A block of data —

╭──

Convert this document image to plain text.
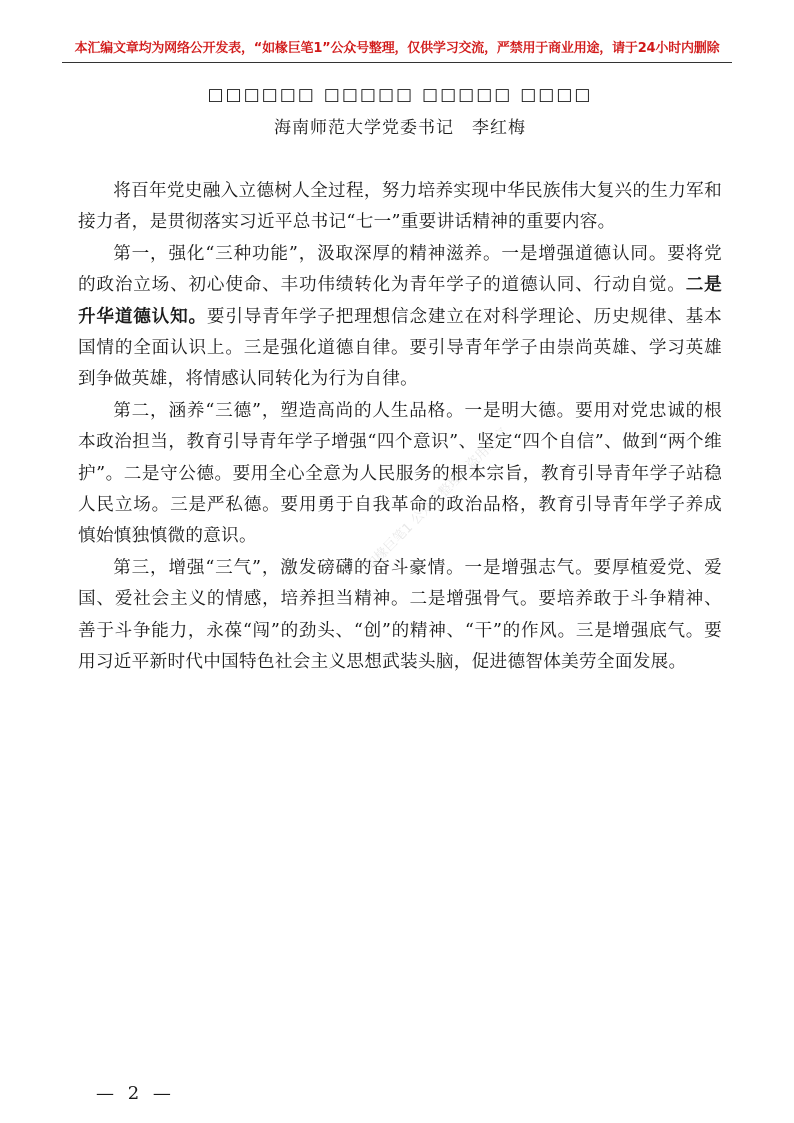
本汇编文章均为网络公开发表，“如椽巨笔1”公众号整理，仅供学习交流，严禁用于商业用途，请于24小时内删除
□□□□□□ □□□□□ □□□□□ □□□□
海南师范大学党委书记　李红梅

将百年党史融入立德树人全过程，努力培养实现中华民族伟大复兴的生力军和接力者，是贯彻落实习近平总书记“七一”重要讲话精神的重要内容。

第一，强化“三种功能”，汲取深厚的精神滋养。一是增强道德认同。要将党的政治立场、初心使命、丰功伟绩转化为青年学子的道德认同、行动自觉。二是升华道德认知。要引导青年学子把理想信念建立在对科学理论、历史规律、基本国情的全面认识上。三是强化道德自律。要引导青年学子由崇尚英雄、学习英雄到争做英雄，将情感认同转化为行为自律。

第二，涵养“三德”，塑造高尚的人生品格。一是明大德。要用对党忠诚的根本政治担当，教育引导青年学子增强“四个意识”、坚定“四个自信”、做到“两个维护”。二是守公德。要用全心全意为人民服务的根本宗旨，教育引导青年学子站稳人民立场。三是严私德。要用勇于自我革命的政治品格，教育引导青年学子养成慎始慎独慎微的意识。

第三，增强“三气”，激发磅礴的奋斗豪情。一是增强志气。要厚植爱党、爱国、爱社会主义的情感，培养担当精神。二是增强骨气。要培养敢于斗争精神、善于斗争能力，永葆“闯”的劲头、“创”的精神、“干”的作风。三是增强底气。要用习近平新时代中国特色社会主义思想武装头脑，促进德智体美劳全面发展。

如椽巨笔1 公众号整理，盗用必究
— 2 —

╰──

WRITTEN INSTRUCTION —
Return a copy of every line that includes the word "公众号整理".

RESULT FOR THIS TASK —
本汇编文章均为网络公开发表，“如椽巨笔1”公众号整理，仅供学习交流，严禁用于商业用途，请于24小时内删除
如椽巨笔1 公众号整理，盗用必究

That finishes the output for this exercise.